(Required task 1): Retype the part of the passage on frustrated contracts starting at "This case suggested" and ending at "contract at an end.".

-- START OF Given text --

Taylor V Caldwell [1863]

This case suggested that where the parties would have agreed that upon the occurrence of the matter in question the parties would consider the contract at an end.

Lord Loreburn In FA Tamplin V Anglo-Mexican Petroleum [1916]

(2) The Radical Change In The Obligation Test.

The 'radical change in the obligation' test in this case was:-
1. Look at the contract in light of the contract and surrounding circumstances when it is first entered into.
2. Look at the new circumstances and consider what would happen if the contractual terms were applied to these new circumstances.
3. Compare the two contractual obligations and see if there is a radical or fundamental change.

Lords Reid And Radcliffe In Davis Contractors V Fareham UDC [1956]

Lord Wilberforce said the test to be applied (out of the two) is the one that is fairest to the particular circumstances of the case in question.

National Carriers V Panalpina [1981]

2. Examples of frustrated contracts
i) Destruction of the specific subject matter of the contract
The destruction of the specific object required for performance of the contract frustrates it where without the object the contract cannot take place.

Taylor V Caldwell [1863]

ii) Personal Incapacity of one of the parties
A drummer was contracted to work every day, but due to illness could only work four nights a week. The drummer’s contract had been frustrated, because the commercial purpose could no longer be fulfilled, as it was necessary to employ another drummer.

Condor V The Baron Knights [1966]

iii) Non–occurrence of an event
An event may frustrate the contract if it is not caused by either party and could not be anticipated beforehand (e.g. a fire/lightning/flooding, etc.).
A room was hired to view the coronation of Edward VII, but it was postponed. Both parties knew the whole purpose of the contract was to watch the coronation and as it was not held the contract was frustrated.

Krell V Henry [1903]

Here Herne Bay contracted to hire a boat to take passenger to see a naval event which was to occur because of the coronation. However the coronation did not take place. The contract had not been frustrated, as there were two purposes for the contract and one was still possible i.e. to transport passengers around and this was still possible albeit a lot more unprofitably.

-- END OF Given text --

(Required task 2): In the entries, swap "staticText" for "textLabel" in the lines starting at the one that contains "button[interactable]: Lokale Kontakter" and ending at the one that contains "staticText: d (135, 517, 142, 532)". Output only those lines, with everything else left as is.

-- START OF Records to use --

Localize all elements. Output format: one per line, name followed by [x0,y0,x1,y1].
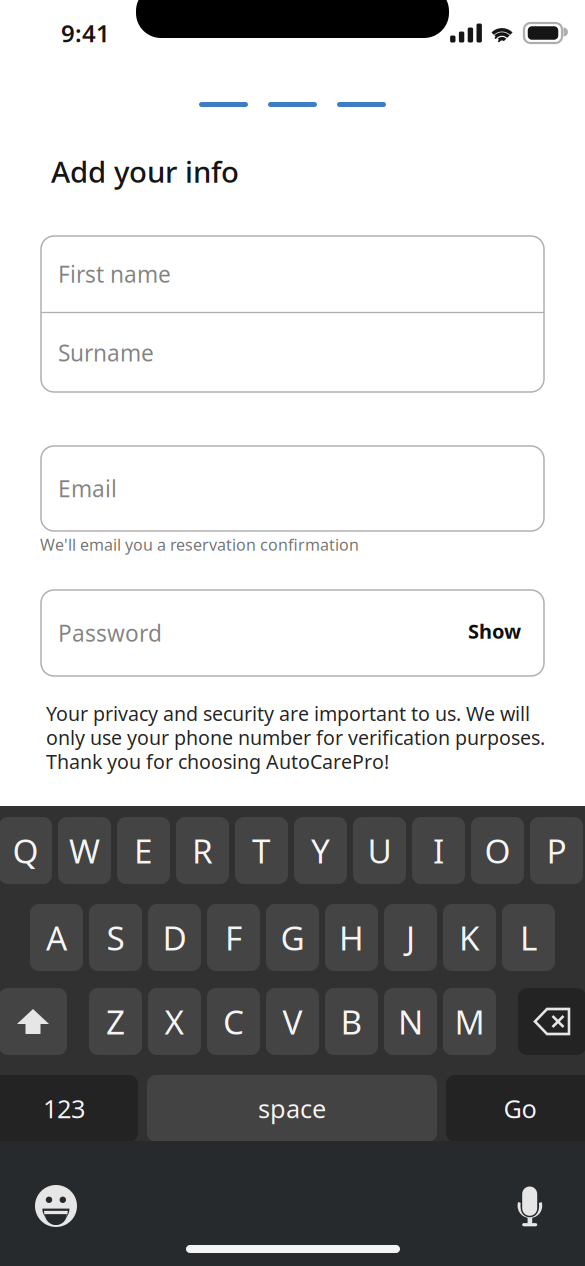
button[interactable]: Delete [518,988,585,1055]
button[interactable]: W [58,817,111,884]
button[interactable]: P [530,817,583,884]
staticText: Surname [58,338,154,368]
staticText: Password [58,618,162,648]
staticText: B [340,999,362,1044]
staticText: I [433,828,444,873]
button[interactable]: X [148,988,201,1055]
staticText: F [225,915,242,960]
button[interactable]: Y [294,817,347,884]
button[interactable]: A [30,904,83,971]
button[interactable]: L [502,904,555,971]
staticText: 123 [43,1092,85,1125]
button[interactable]: E [117,817,170,884]
staticText: 9:41 [61,17,110,49]
button[interactable]: Password [41,590,544,676]
staticText: R [192,828,213,873]
staticText: K [459,915,480,960]
staticText: O [484,828,510,873]
button[interactable]: Email [41,446,544,531]
button[interactable]: Surname [41,313,544,392]
staticText: M [454,999,484,1044]
button[interactable]: 123 [0,1075,138,1142]
button[interactable]: H [325,904,378,971]
staticText: D [162,915,186,960]
button[interactable]: V [266,988,319,1055]
staticText: Your privacy and security are important … [46,700,530,727]
button[interactable]: S [89,904,142,971]
staticText: W [69,828,100,873]
staticText: T [252,828,271,873]
button[interactable]: R [176,817,229,884]
staticText: Go [504,1092,536,1125]
button[interactable]: Z [89,988,142,1055]
staticText: G [280,915,304,960]
staticText: J [406,915,415,960]
staticText: Add your info [51,152,239,191]
staticText: H [339,915,364,960]
button[interactable]: C [207,988,260,1055]
staticText: We'll email you a reservation confirmati… [40,534,359,555]
staticText: Show [468,618,521,644]
staticText: Thank you for choosing AutoCarePro! [46,748,389,775]
staticText: space [258,1092,326,1125]
button[interactable]: Go [446,1075,585,1142]
staticText: A [46,915,67,960]
staticText: P [546,828,566,873]
button[interactable]: O [471,817,524,884]
button[interactable]: Dictate [493,1174,567,1240]
button[interactable]: G [266,904,319,971]
button[interactable]: space [147,1075,437,1142]
button[interactable]: N [384,988,437,1055]
button[interactable]: First name [41,236,544,312]
button[interactable]: M [443,988,496,1055]
button[interactable]: J [384,904,437,971]
button[interactable]: T [235,817,288,884]
staticText: U [368,828,392,873]
button[interactable]: D [148,904,201,971]
staticText: First name [58,259,171,289]
button[interactable]: U [353,817,406,884]
staticText: Q [12,828,38,873]
staticText: S [106,915,124,960]
staticText: Y [311,828,330,873]
staticText: only use your phone number for verificat… [46,724,545,751]
staticText: E [134,828,153,873]
staticText: N [398,999,423,1044]
button[interactable]: Emoji [19,1173,93,1239]
staticText: V [282,999,302,1044]
button[interactable]: K [443,904,496,971]
button[interactable]: F [207,904,260,971]
button[interactable]: B [325,988,378,1055]
button[interactable]: I [412,817,465,884]
staticText: C [223,999,244,1044]
button[interactable]: Shift [0,988,67,1055]
staticText: Z [106,999,125,1044]
staticText: L [520,915,537,960]
staticText: X [164,999,184,1044]
button[interactable]: Q [0,817,52,884]
staticText: Email [58,473,117,504]
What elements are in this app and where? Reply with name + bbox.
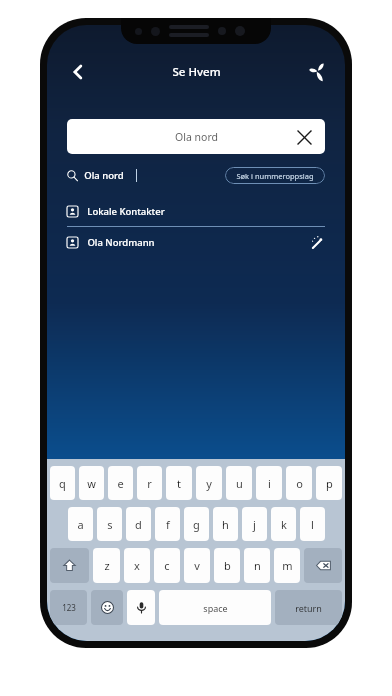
button[interactable]: Lokale Kontakter (47, 196, 345, 226)
button[interactable]: o (286, 466, 312, 500)
button[interactable]: 123 (50, 590, 87, 625)
button[interactable]: Telenor menu (303, 57, 333, 87)
button[interactable]: s (97, 507, 122, 541)
button[interactable]: Edit (307, 233, 325, 251)
staticText: y (206, 476, 212, 491)
button[interactable]: Emoji (91, 590, 123, 625)
button[interactable]: Søk i nummeroppslag (225, 167, 325, 184)
staticText: x (134, 558, 140, 573)
staticText: return (295, 602, 322, 614)
staticText: d (135, 517, 142, 532)
button[interactable]: space (159, 590, 271, 625)
button[interactable]: Ola nord (67, 169, 124, 182)
button[interactable]: Ola Nordmann (47, 227, 345, 257)
staticText: k (281, 517, 287, 532)
button[interactable]: c (154, 548, 180, 583)
button[interactable]: Back (61, 55, 95, 89)
button[interactable]: j (242, 507, 267, 541)
staticText: w (87, 476, 96, 491)
staticText: a (77, 517, 84, 532)
staticText: z (104, 558, 110, 573)
button[interactable]: i (256, 466, 282, 500)
button[interactable]: u (226, 466, 252, 500)
button[interactable]: r (137, 466, 162, 500)
button[interactable]: return (275, 590, 342, 625)
button[interactable]: y (196, 466, 222, 500)
button[interactable]: t (166, 466, 192, 500)
staticText: v (194, 558, 200, 573)
staticText: space (203, 602, 228, 614)
button[interactable]: d (126, 507, 151, 541)
button[interactable]: f (155, 507, 180, 541)
staticText: r (147, 476, 152, 491)
staticText: n (254, 558, 261, 573)
button[interactable]: Shift (50, 548, 89, 583)
staticText: e (117, 476, 124, 491)
staticText: p (326, 476, 333, 491)
button[interactable]: Backspace (304, 548, 342, 583)
staticText: s (107, 517, 113, 532)
staticText: Ola nord (84, 169, 124, 182)
button[interactable]: b (214, 548, 240, 583)
button[interactable]: l (300, 507, 325, 541)
button[interactable]: Dictation (127, 590, 155, 625)
button[interactable]: Ola nord (67, 119, 325, 154)
staticText: j (253, 517, 256, 532)
staticText: u (236, 476, 243, 491)
staticText: g (193, 517, 200, 532)
staticText: Lokale Kontakter (87, 205, 165, 218)
staticText: Se Hvem (172, 64, 221, 80)
button[interactable]: m (274, 548, 300, 583)
button[interactable]: v (184, 548, 210, 583)
staticText: l (311, 517, 314, 532)
button[interactable]: e (108, 466, 133, 500)
staticText: q (59, 476, 66, 491)
button[interactable]: w (79, 466, 104, 500)
button[interactable]: h (213, 507, 238, 541)
button[interactable]: k (271, 507, 296, 541)
button[interactable]: z (93, 548, 120, 583)
staticText: o (296, 476, 303, 491)
staticText: 123 (62, 602, 76, 613)
button[interactable]: Clear search (293, 126, 315, 148)
staticText: m (282, 558, 293, 573)
staticText: i (268, 476, 271, 491)
button[interactable]: p (316, 466, 342, 500)
button[interactable]: x (124, 548, 150, 583)
staticText: t (177, 476, 181, 491)
button[interactable]: n (244, 548, 270, 583)
staticText: h (222, 517, 229, 532)
staticText: c (164, 558, 170, 573)
button[interactable]: a (68, 507, 93, 541)
staticText: b (224, 558, 231, 573)
staticText: Ola nord (175, 130, 218, 144)
staticText: Ola Nordmann (87, 236, 155, 249)
button[interactable]: g (184, 507, 209, 541)
button[interactable]: q (50, 466, 75, 500)
staticText: f (166, 517, 170, 532)
staticText: Søk i nummeroppslag (236, 171, 314, 181)
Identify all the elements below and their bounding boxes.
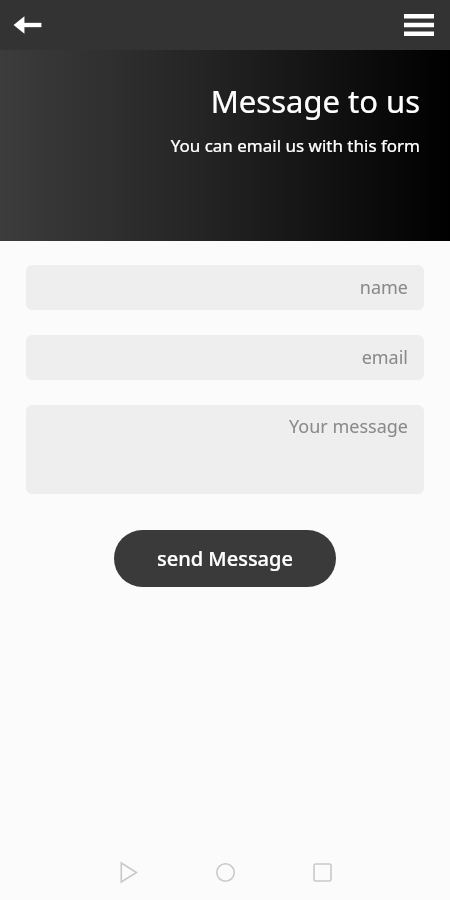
button[interactable]: send Message (114, 530, 336, 587)
button[interactable]: Menu (396, 2, 442, 48)
button[interactable]: email (26, 335, 424, 380)
button[interactable]: Recent apps (294, 844, 350, 900)
button[interactable]: Back (4, 2, 50, 48)
button[interactable]: name (26, 265, 424, 310)
staticText: email (361, 345, 408, 370)
staticText: Your message (289, 414, 408, 439)
button[interactable]: Home (197, 844, 253, 900)
staticText: name (359, 275, 408, 300)
staticText: send Message (157, 545, 293, 572)
button[interactable]: Your message (26, 405, 424, 494)
staticText: You can email us with this form (170, 134, 420, 157)
staticText: Message to us (210, 80, 420, 122)
button[interactable]: Back (100, 844, 156, 900)
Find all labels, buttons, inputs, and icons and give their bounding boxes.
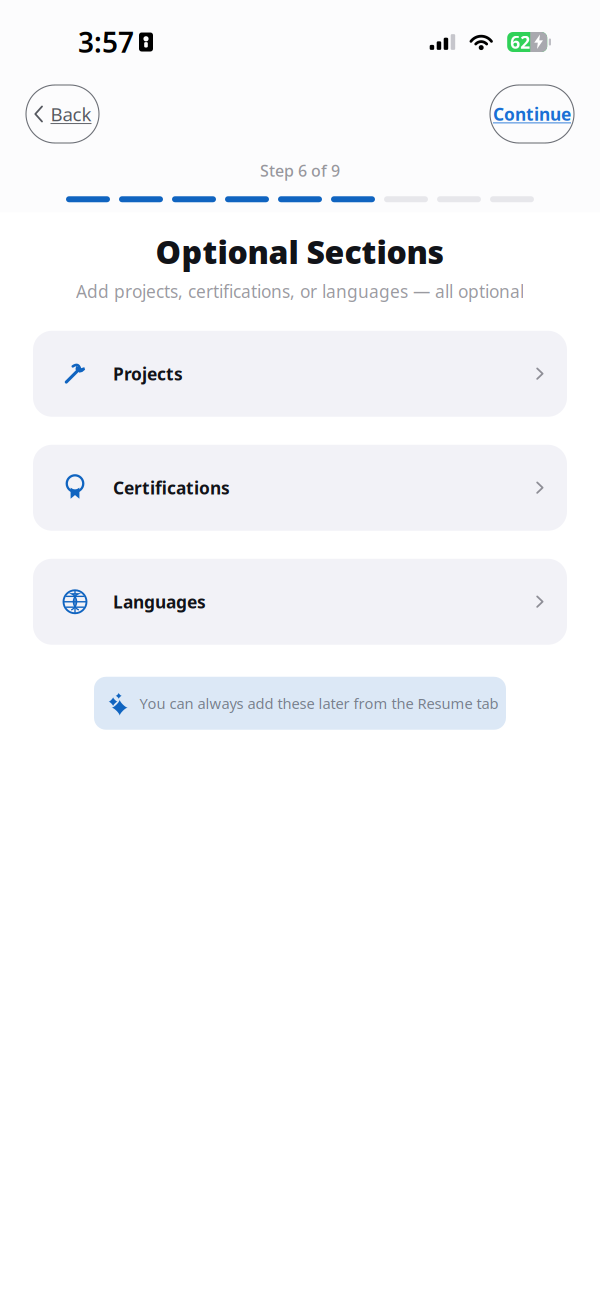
button[interactable]: Back [26,85,99,143]
button[interactable]: Projects [33,331,567,417]
staticText: Certifications [113,476,230,499]
button[interactable]: Continue [490,85,574,143]
staticText: Continue [493,102,571,126]
staticText: Step 6 of 9 [260,160,340,181]
staticText: 3:57 [78,23,134,61]
staticText: Languages [113,590,206,613]
staticText: Add projects, certifications, or languag… [76,280,524,303]
button[interactable]: Certifications [33,445,567,531]
staticText: 62 [510,30,530,54]
staticText: You can always add these later from the … [140,694,498,713]
staticText: Back [50,102,92,126]
staticText: Projects [113,362,183,385]
button[interactable]: Languages [33,559,567,645]
staticText: Optional Sections [156,230,444,273]
button[interactable]: You can always add these later from the … [94,677,506,730]
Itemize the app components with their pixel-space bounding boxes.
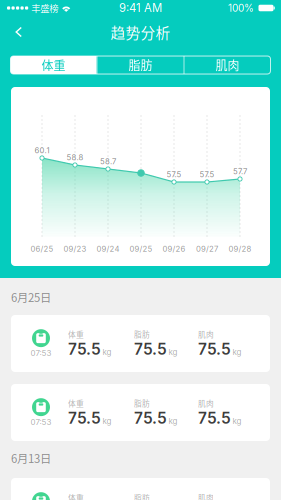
button[interactable]: 07:53 [11,384,270,441]
staticText: 07:53 [30,417,52,427]
button[interactable]: 07:53 [11,315,270,372]
staticText: kg [102,416,112,426]
staticText: 58.7 [100,157,116,166]
staticText: 75.5 [134,409,167,427]
staticText: 肌肉 [216,56,240,74]
staticText: 57.5 [200,170,214,179]
staticText: 58.8 [66,153,84,162]
staticText: kg [168,416,178,426]
staticText: 体重 [68,398,84,409]
staticText: 57.5 [166,170,182,179]
staticText: 脂肪 [134,492,150,500]
staticText: 09/24 [96,244,120,254]
button[interactable]: 体重 [10,56,96,74]
staticText: kg [168,347,178,357]
staticText: 07:53 [30,348,52,358]
staticText: 9:41 AM [119,1,162,15]
button[interactable]: 肌肉 [184,56,270,74]
button[interactable]: 07:53 [11,478,270,500]
staticText: 体重 [68,328,84,340]
staticText: 丰盛榜 [31,1,58,15]
staticText: 09/27 [196,244,218,254]
staticText: 75.5 [68,340,101,358]
staticText: 09/25 [130,244,152,254]
staticText: 75.5 [198,409,231,427]
staticText: 75.5 [68,409,101,427]
staticText: 6月13日 [11,450,51,466]
staticText: 09/28 [228,244,252,254]
staticText: 脂肪 [128,56,152,74]
staticText: 脂肪 [134,328,150,340]
staticText: 06/25 [30,244,54,254]
staticText: 肌肉 [198,398,214,409]
staticText: 体重 [42,56,66,74]
staticText: 57.7 [233,167,247,176]
staticText: 肌肉 [198,492,214,500]
staticText: kg [232,347,242,357]
staticText: 趋势分析 [110,21,170,43]
staticText: kg [102,347,112,357]
staticText: 75.5 [134,340,167,358]
staticText: 100% [228,2,254,14]
staticText: 脂肪 [134,398,150,409]
button[interactable]: 返回 [0,18,38,46]
button[interactable]: 脂肪 [98,56,184,74]
staticText: 09/23 [64,244,86,254]
staticText: 60.1 [34,146,50,155]
staticText: 09/26 [162,244,186,254]
staticText: kg [232,416,242,426]
staticText: 6月25日 [11,289,51,305]
staticText: 体重 [68,492,84,500]
staticText: 75.5 [198,340,231,358]
staticText: 肌肉 [198,328,214,340]
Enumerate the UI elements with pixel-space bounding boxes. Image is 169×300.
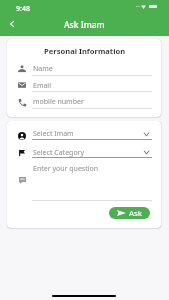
staticText: Ask (129, 208, 142, 219)
staticText: Name (33, 64, 53, 74)
button[interactable] (7, 125, 161, 143)
staticText: Personal Information (44, 46, 126, 56)
button[interactable] (7, 161, 161, 203)
staticText: Select Imam (33, 129, 74, 139)
staticText: mobile number (33, 97, 84, 107)
button[interactable] (7, 61, 161, 77)
staticText: Ask Imam (64, 19, 105, 31)
staticText: Enter your question (33, 164, 99, 174)
staticText: Email (33, 81, 51, 91)
button[interactable]: Ask (109, 207, 150, 219)
button[interactable]: Back (4, 16, 19, 31)
button[interactable] (7, 143, 161, 161)
button[interactable] (7, 94, 161, 110)
button[interactable] (7, 77, 161, 93)
staticText: 9:48 (16, 4, 30, 14)
staticText: Select Category (33, 148, 85, 158)
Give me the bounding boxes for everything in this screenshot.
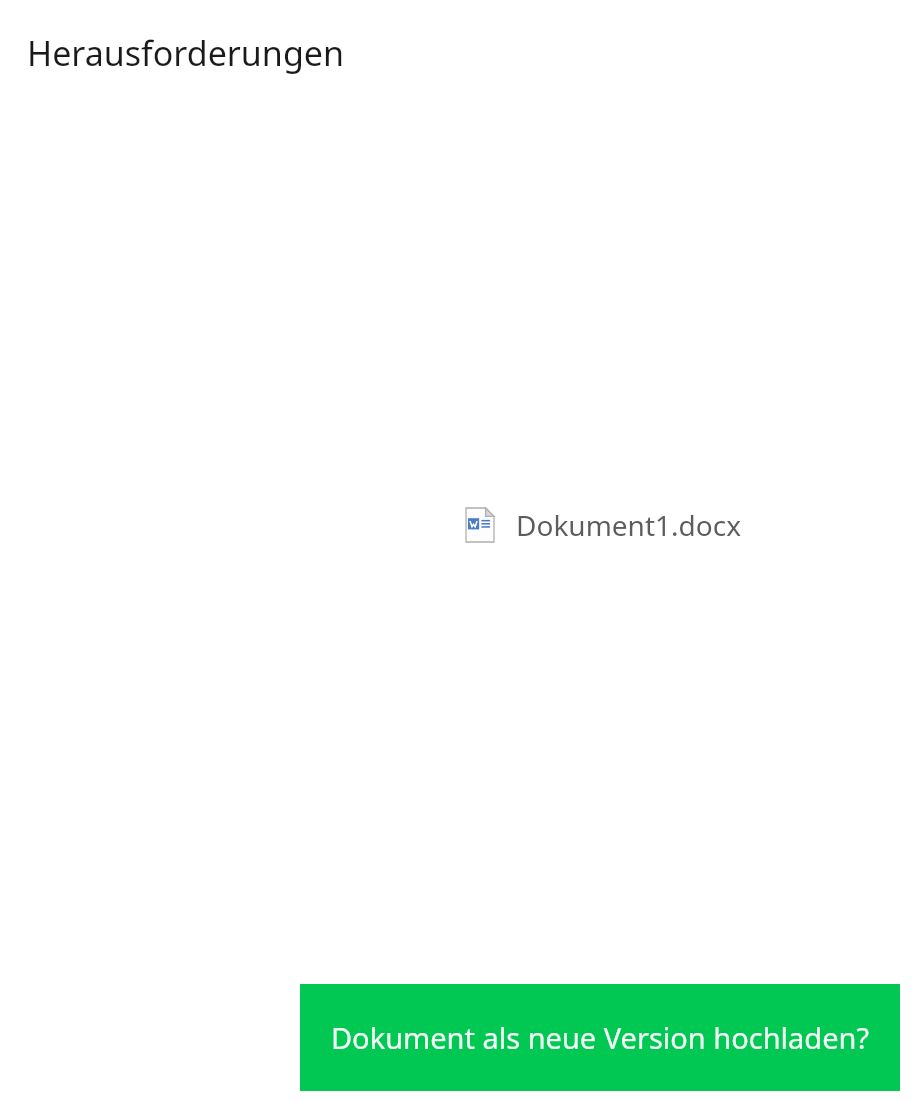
staticText: Dokument als neue Version hochladen? bbox=[300, 1018, 900, 1057]
other: Word-Dokument bbox=[466, 508, 494, 542]
staticText: Dokument1.docx bbox=[516, 506, 741, 544]
staticText: Herausforderungen bbox=[27, 30, 344, 76]
button[interactable]: Word-Dokument bbox=[460, 500, 747, 550]
button[interactable]: Dokument als neue Version hochladen? bbox=[300, 984, 900, 1091]
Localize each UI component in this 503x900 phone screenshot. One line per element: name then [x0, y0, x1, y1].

-- END OF Records to use --

(Written answer 1):
This case suggested that where the parties would have agreed that upon the occurrence of the matter in question the parties would consider the contract at an end.

(Written answer 2):
button[interactable]: Lokale Kontakter (47, 196, 345, 226)
button[interactable]: o (286, 466, 312, 500)
button[interactable]: 123 (50, 590, 87, 625)
button[interactable]: Telenor menu (303, 57, 333, 87)
button[interactable]: s (97, 507, 122, 541)
button[interactable]: Edit (307, 233, 325, 251)
textLabel: y (206, 476, 212, 491)
button[interactable]: Emoji (91, 590, 123, 625)
button[interactable]: Søk i nummeroppslag (225, 167, 325, 184)
textLabel: x (134, 558, 140, 573)
textLabel: return (295, 602, 322, 614)
textLabel: d (135, 517, 142, 532)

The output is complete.